◆ Task requirements:
Count how many lines contain the word "或其他合理答案". Respond with the number alone.

══════════

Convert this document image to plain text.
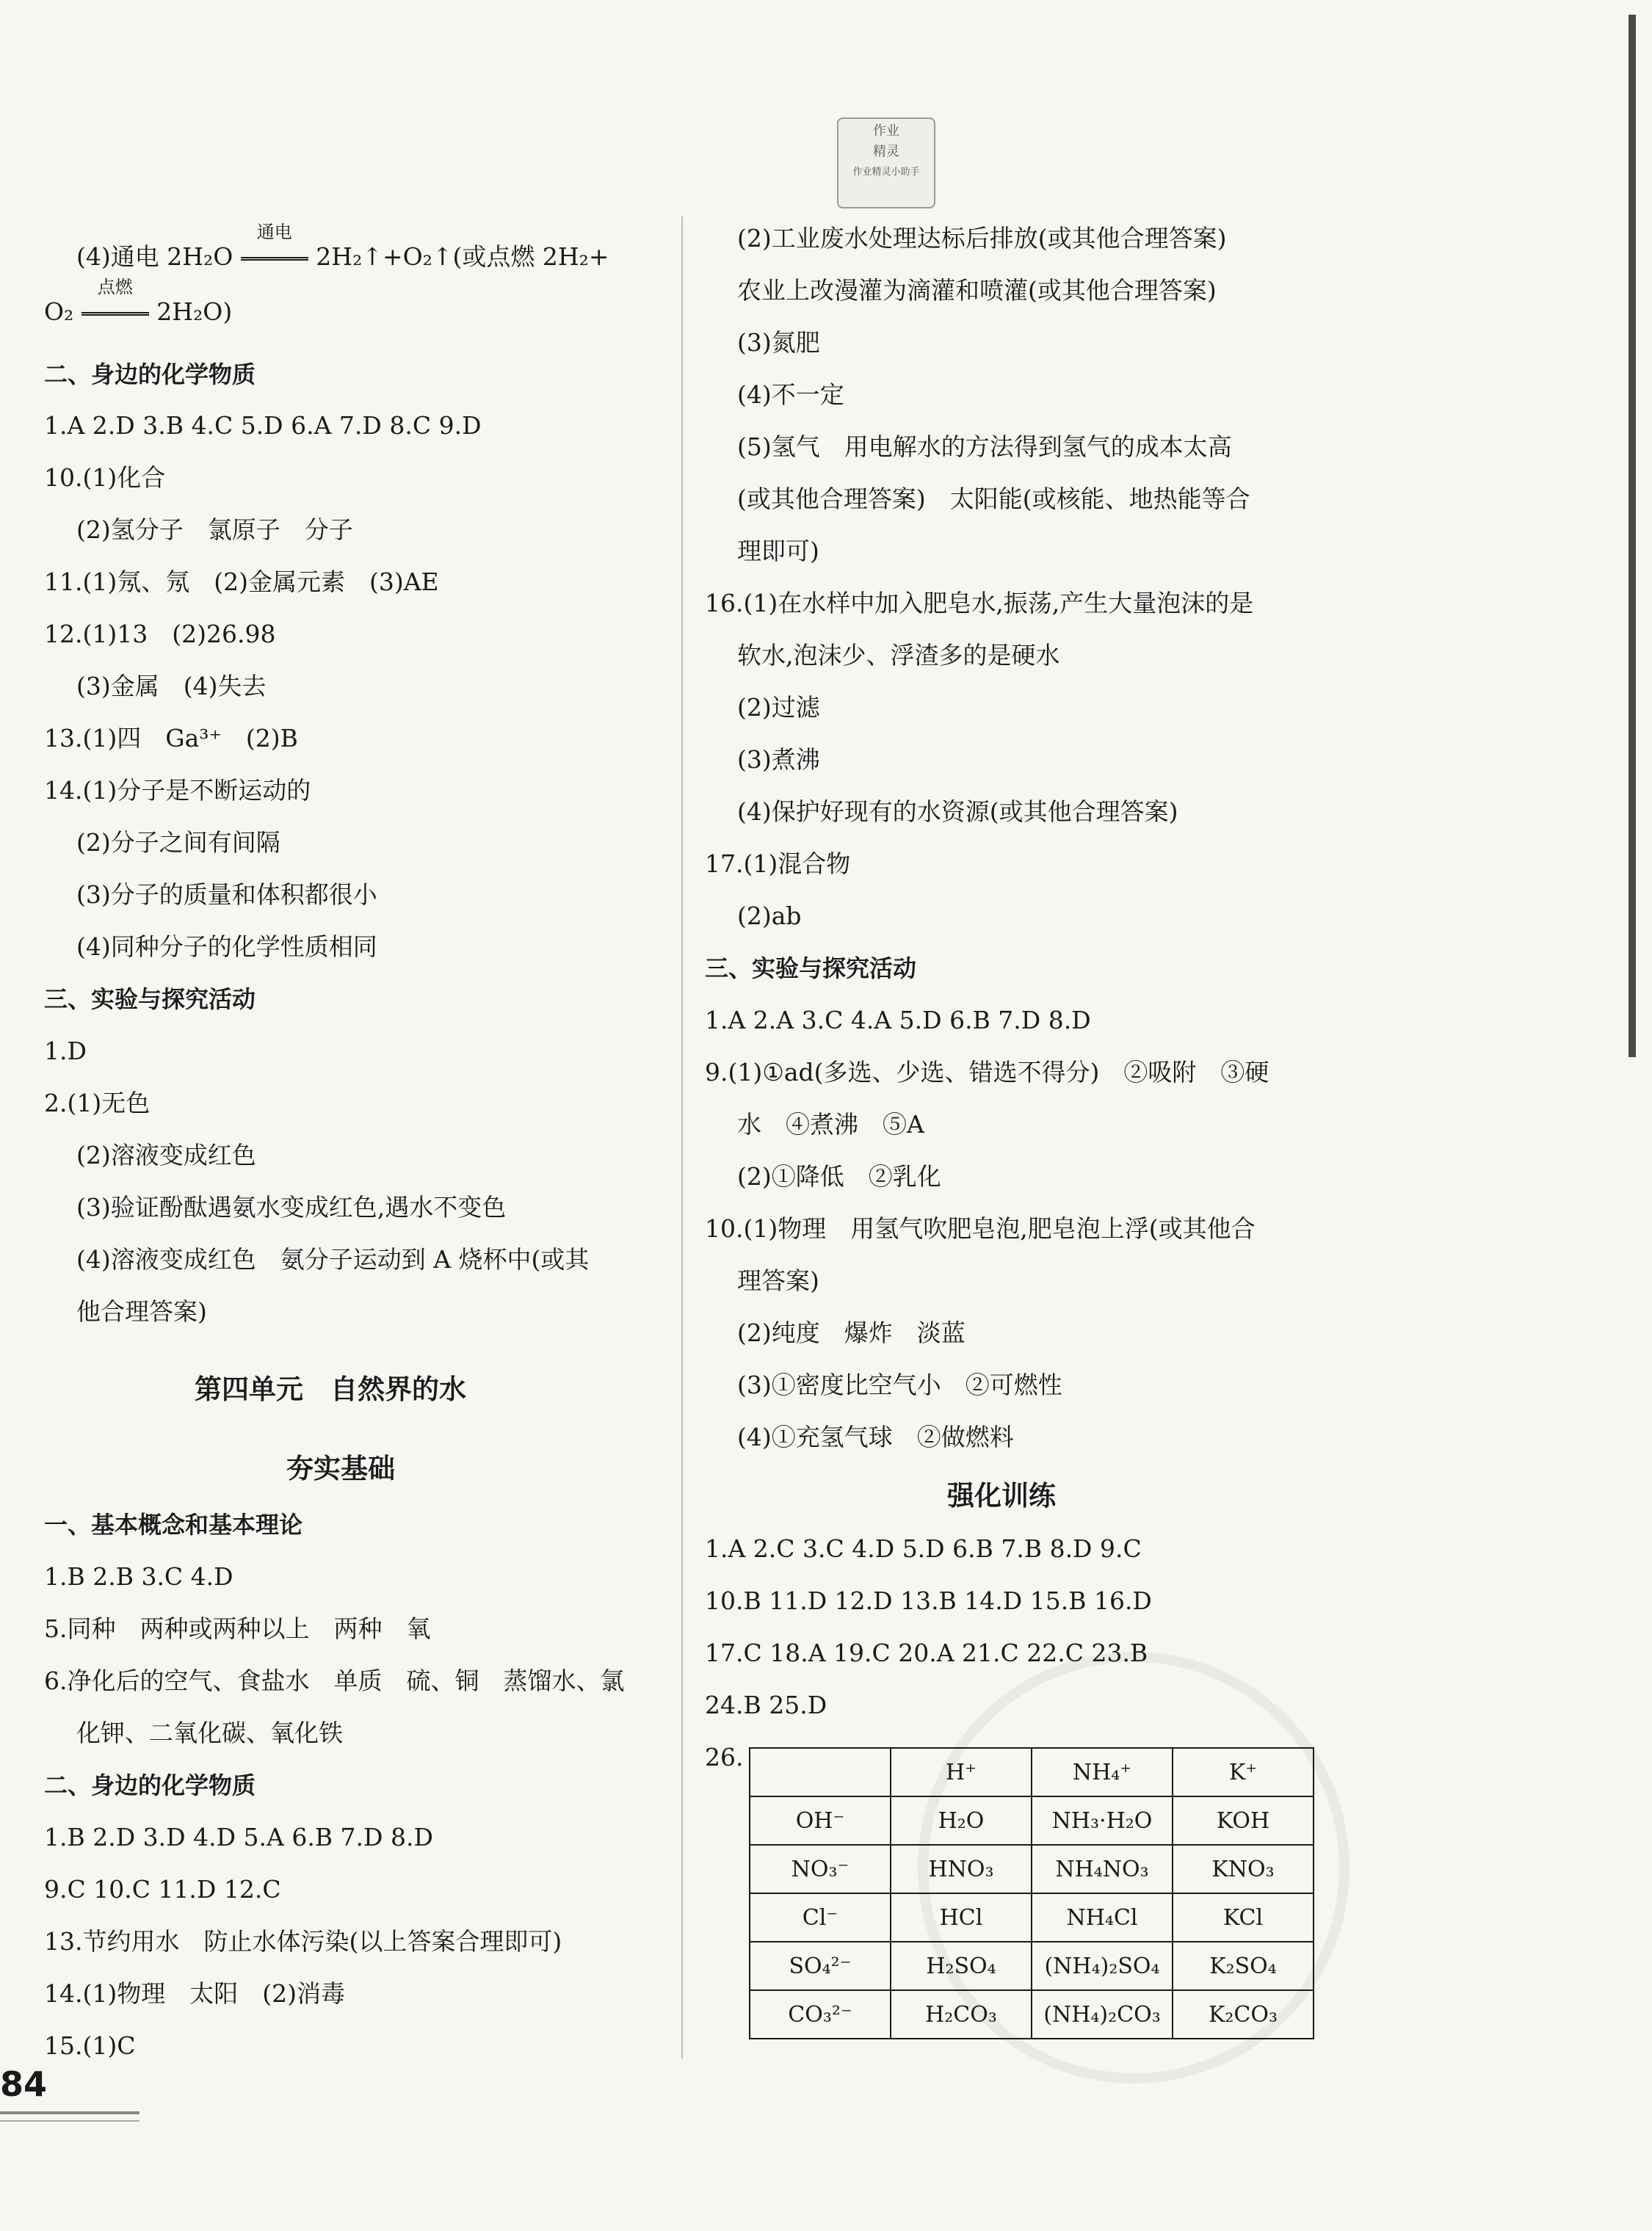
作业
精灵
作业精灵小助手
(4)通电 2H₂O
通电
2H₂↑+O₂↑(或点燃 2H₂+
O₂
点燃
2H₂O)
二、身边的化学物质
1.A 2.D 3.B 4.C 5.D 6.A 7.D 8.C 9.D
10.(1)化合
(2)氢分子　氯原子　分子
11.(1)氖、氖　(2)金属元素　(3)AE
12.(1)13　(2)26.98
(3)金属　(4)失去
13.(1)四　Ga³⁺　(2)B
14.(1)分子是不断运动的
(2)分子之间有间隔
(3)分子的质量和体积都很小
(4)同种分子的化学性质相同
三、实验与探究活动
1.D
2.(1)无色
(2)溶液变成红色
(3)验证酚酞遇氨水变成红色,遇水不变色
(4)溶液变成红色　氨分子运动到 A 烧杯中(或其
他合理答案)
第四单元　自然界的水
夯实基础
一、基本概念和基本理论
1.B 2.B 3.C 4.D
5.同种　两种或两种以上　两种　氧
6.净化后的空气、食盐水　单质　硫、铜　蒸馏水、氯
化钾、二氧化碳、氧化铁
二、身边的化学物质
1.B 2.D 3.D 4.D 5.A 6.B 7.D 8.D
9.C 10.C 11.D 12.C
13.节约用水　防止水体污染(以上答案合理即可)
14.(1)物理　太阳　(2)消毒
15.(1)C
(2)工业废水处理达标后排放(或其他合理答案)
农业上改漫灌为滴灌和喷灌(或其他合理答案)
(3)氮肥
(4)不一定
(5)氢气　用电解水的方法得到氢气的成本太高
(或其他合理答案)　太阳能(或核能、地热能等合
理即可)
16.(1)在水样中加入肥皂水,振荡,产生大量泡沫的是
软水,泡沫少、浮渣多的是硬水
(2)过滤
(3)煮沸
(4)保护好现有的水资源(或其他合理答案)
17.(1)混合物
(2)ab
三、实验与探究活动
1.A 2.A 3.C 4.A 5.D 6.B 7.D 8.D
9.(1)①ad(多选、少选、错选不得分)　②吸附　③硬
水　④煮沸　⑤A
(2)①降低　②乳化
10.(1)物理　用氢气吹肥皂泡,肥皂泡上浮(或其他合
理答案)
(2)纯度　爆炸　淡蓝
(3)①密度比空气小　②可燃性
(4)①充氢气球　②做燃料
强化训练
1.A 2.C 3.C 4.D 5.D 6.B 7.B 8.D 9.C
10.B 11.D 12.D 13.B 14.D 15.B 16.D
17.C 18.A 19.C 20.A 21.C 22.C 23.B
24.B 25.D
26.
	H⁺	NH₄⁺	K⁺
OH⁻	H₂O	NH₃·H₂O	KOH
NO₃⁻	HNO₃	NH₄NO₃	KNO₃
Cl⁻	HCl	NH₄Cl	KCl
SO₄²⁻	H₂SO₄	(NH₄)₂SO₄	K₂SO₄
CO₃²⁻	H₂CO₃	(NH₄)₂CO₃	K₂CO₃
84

══════════

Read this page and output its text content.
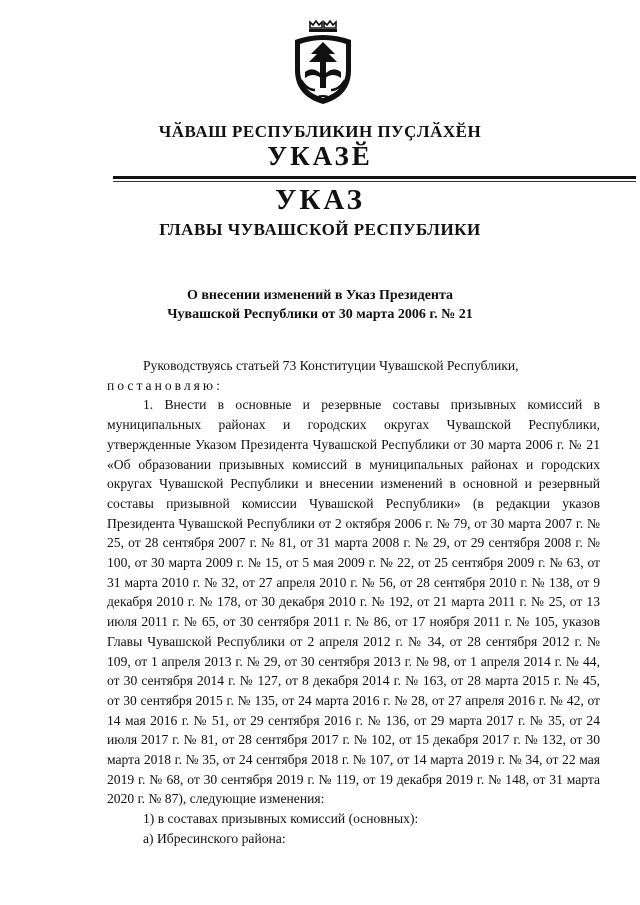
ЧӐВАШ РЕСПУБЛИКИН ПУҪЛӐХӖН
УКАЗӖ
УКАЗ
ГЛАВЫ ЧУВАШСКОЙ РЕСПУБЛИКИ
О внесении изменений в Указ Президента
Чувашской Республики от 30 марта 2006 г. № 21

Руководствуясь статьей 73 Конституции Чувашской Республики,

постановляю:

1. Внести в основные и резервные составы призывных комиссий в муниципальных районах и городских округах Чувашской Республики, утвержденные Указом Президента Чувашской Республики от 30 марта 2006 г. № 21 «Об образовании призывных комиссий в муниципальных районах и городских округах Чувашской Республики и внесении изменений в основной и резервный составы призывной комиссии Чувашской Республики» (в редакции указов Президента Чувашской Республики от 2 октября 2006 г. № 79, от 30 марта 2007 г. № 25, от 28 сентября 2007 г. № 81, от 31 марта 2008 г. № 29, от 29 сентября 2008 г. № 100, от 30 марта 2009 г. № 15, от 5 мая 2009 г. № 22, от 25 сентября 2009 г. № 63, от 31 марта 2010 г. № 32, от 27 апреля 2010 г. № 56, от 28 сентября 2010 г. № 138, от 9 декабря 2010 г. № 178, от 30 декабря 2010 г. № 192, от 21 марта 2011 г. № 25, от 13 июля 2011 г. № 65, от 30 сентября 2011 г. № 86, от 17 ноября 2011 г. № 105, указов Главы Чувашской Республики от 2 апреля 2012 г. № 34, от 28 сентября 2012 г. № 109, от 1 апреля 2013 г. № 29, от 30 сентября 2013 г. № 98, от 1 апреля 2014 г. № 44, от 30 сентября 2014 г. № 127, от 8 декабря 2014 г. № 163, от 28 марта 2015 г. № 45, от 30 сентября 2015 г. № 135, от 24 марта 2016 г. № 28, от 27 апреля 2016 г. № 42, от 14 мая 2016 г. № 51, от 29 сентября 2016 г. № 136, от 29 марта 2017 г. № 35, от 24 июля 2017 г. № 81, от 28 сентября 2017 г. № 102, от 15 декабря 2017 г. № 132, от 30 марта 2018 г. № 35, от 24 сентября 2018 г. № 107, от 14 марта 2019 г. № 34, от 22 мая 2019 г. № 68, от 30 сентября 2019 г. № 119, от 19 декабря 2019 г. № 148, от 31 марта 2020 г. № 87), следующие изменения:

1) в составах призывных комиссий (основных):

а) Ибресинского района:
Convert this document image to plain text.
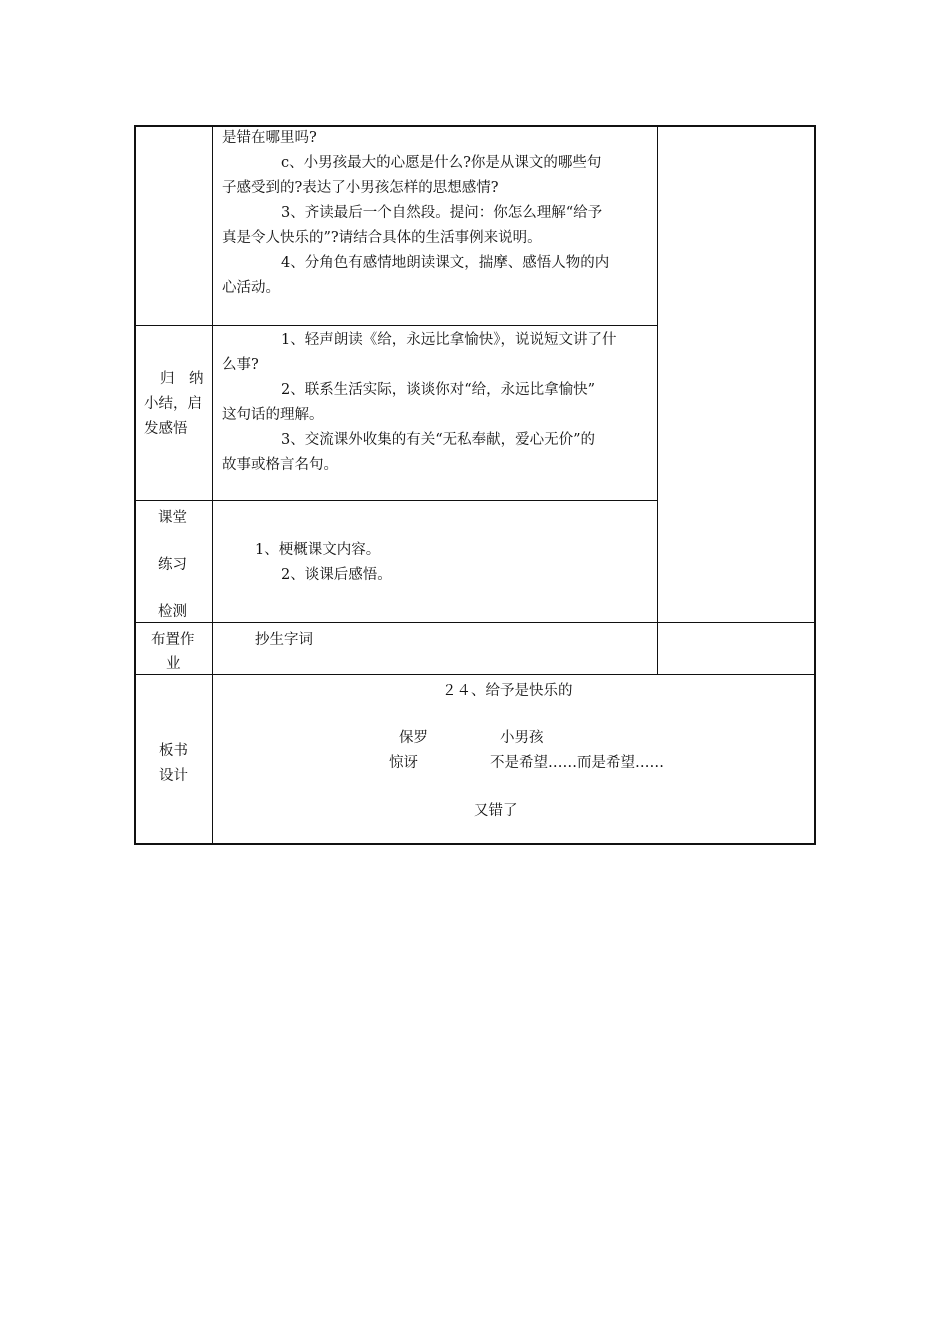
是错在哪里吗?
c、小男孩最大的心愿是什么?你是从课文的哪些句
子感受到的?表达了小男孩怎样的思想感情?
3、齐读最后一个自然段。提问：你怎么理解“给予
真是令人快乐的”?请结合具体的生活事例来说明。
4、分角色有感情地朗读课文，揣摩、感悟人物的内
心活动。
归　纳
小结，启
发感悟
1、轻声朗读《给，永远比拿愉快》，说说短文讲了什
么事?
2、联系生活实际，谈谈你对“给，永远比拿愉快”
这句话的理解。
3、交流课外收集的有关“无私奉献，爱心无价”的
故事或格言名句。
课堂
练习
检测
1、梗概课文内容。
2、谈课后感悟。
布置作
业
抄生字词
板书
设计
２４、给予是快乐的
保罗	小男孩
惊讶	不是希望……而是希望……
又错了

══════════

◆ Full output:
4